▶ REQUEST:
Your task is to copy the material exactly.

##### EXTRACTED RECORDS

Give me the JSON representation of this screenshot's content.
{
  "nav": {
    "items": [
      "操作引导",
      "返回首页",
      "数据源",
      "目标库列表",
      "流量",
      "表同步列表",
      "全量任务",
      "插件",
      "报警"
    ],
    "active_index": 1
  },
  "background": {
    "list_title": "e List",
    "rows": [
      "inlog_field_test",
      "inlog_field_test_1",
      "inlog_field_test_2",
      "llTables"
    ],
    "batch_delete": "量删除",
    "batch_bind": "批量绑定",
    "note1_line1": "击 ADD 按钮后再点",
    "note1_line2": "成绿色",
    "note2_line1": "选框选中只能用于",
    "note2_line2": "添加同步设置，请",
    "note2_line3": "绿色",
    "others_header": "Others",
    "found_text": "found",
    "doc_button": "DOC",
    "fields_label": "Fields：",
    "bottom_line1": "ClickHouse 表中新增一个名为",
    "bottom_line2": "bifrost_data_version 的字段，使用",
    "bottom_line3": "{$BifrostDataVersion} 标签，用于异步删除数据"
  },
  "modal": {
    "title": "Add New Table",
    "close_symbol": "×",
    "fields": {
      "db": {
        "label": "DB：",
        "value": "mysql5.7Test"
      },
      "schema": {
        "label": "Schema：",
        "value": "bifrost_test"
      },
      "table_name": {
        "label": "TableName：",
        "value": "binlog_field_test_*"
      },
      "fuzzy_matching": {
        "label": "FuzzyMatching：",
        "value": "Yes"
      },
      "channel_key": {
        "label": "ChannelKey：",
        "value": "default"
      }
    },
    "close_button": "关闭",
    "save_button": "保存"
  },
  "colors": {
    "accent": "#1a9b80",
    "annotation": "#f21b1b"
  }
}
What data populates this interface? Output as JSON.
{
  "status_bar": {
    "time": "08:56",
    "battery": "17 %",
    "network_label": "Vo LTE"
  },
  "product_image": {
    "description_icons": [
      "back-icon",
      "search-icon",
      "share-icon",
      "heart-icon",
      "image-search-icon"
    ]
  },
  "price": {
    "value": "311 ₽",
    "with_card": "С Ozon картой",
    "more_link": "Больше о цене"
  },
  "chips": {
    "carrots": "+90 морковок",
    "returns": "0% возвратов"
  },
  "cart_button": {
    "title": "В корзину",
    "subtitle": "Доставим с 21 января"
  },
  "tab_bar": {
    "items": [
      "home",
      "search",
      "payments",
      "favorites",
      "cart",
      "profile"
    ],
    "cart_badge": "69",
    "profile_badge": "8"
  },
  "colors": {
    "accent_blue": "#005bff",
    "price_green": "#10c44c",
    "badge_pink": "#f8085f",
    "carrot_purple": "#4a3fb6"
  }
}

##########

▶ SOLUTION TO THE EXERCISE:
Give me the JSON representation of this screenshot's content.
{
  "nav": {
    "items": [
      "操作引导",
      "返回首页",
      "数据源",
      "目标库列表",
      "流量",
      "表同步列表",
      "全量任务",
      "插件",
      "报警"
    ],
    "active_index": 1
  },
  "background": {
    "list_title": "e List",
    "rows": [
      "inlog_field_test",
      "inlog_field_test_1",
      "inlog_field_test_2",
      "llTables"
    ],
    "batch_delete": "量删除",
    "batch_bind": "批量绑定",
    "note1_line1": "击 ADD 按钮后再点",
    "note1_line2": "成绿色",
    "note2_line1": "选框选中只能用于",
    "note2_line2": "添加同步设置，请",
    "note2_line3": "绿色",
    "others_header": "Others",
    "found_text": "found",
    "doc_button": "DOC",
    "fields_label": "Fields：",
    "bottom_line1": "ClickHouse 表中新增一个名为",
    "bottom_line2": "bifrost_data_version 的字段，使用",
    "bottom_line3": "{$BifrostDataVersion} 标签，用于异步删除数据"
  },
  "modal": {
    "title": "Add New Table",
    "close_symbol": "×",
    "fields": {
      "db": {
        "label": "DB：",
        "value": "mysql5.7Test"
      },
      "schema": {
        "label": "Schema：",
        "value": "bifrost_test"
      },
      "table_name": {
        "label": "TableName：",
        "value": "binlog_field_test_*"
      },
      "fuzzy_matching": {
        "label": "FuzzyMatching：",
        "value": "Yes"
      },
      "channel_key": {
        "label": "ChannelKey：",
        "value": "default"
      }
    },
    "close_button": "关闭",
    "save_button": "保存"
  },
  "colors": {
    "accent": "#1a9b80",
    "annotation": "#f21b1b"
  }
}
What data populates this interface? Output as JSON.
{
  "status_bar": {
    "time": "08:56",
    "battery": "17 %",
    "network_label": "Vo LTE"
  },
  "product_image": {
    "description_icons": [
      "back-icon",
      "search-icon",
      "share-icon",
      "heart-icon",
      "image-search-icon"
    ]
  },
  "price": {
    "value": "311 ₽",
    "with_card": "С Ozon картой",
    "more_link": "Больше о цене"
  },
  "chips": {
    "carrots": "+90 морковок",
    "returns": "0% возвратов"
  },
  "cart_button": {
    "title": "В корзину",
    "subtitle": "Доставим с 21 января"
  },
  "tab_bar": {
    "items": [
      "home",
      "search",
      "payments",
      "favorites",
      "cart",
      "profile"
    ],
    "cart_badge": "69",
    "profile_badge": "8"
  },
  "colors": {
    "accent_blue": "#005bff",
    "price_green": "#10c44c",
    "badge_pink": "#f8085f",
    "carrot_purple": "#4a3fb6"
  }
}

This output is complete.